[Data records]
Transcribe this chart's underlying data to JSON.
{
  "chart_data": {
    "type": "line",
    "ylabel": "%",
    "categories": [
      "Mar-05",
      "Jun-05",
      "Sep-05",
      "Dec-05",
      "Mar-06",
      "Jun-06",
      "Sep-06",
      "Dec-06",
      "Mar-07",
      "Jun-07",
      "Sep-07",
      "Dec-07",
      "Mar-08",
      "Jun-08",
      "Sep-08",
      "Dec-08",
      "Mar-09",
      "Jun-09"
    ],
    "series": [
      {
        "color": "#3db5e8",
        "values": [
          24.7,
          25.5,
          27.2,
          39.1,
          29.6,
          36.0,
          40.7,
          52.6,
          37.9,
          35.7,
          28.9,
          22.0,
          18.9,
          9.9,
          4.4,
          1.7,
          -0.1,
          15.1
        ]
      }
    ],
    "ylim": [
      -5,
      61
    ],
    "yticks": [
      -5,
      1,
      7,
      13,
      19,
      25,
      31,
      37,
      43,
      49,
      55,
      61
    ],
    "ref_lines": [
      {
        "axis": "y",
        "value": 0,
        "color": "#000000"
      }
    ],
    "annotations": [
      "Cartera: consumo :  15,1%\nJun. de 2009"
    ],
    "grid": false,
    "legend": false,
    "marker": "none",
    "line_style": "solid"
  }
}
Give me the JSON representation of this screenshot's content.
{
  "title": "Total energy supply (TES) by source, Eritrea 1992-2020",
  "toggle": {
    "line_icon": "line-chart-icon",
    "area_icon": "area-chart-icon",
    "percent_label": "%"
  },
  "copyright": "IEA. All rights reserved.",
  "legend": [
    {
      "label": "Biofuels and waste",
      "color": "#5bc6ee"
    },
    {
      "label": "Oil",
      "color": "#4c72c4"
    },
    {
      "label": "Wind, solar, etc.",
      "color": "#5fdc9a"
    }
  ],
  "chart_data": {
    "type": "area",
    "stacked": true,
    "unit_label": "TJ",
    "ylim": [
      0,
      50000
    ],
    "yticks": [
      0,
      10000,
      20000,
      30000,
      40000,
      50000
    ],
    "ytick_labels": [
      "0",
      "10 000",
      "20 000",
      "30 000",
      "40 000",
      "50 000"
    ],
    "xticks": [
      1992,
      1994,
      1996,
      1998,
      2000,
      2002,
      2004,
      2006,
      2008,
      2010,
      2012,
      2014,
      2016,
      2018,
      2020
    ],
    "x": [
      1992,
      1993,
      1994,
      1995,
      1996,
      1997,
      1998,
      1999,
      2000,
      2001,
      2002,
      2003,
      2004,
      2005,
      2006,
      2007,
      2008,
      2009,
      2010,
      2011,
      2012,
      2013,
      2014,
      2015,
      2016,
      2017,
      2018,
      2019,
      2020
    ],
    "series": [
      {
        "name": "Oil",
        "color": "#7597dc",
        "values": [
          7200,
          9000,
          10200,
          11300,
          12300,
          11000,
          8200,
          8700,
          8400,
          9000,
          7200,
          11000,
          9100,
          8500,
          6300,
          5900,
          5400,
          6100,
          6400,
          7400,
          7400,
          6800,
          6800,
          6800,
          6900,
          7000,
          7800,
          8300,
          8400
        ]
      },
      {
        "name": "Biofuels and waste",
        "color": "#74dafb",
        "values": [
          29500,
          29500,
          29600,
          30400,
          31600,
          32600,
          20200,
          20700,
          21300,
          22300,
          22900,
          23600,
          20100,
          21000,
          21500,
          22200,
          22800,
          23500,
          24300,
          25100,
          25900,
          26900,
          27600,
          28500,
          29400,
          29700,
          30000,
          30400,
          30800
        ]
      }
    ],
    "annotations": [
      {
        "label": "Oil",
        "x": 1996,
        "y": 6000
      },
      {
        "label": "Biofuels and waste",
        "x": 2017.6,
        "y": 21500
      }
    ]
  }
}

◆ Set task
Search the records for the string "color" and return every line in which it occurs.

◆ Complete answer
        "color": "#3db5e8",
        "color": "#000000"
      "color": "#5bc6ee"
      "color": "#4c72c4"
      "color": "#5fdc9a"
        "color": "#7597dc",
        "color": "#74dafb",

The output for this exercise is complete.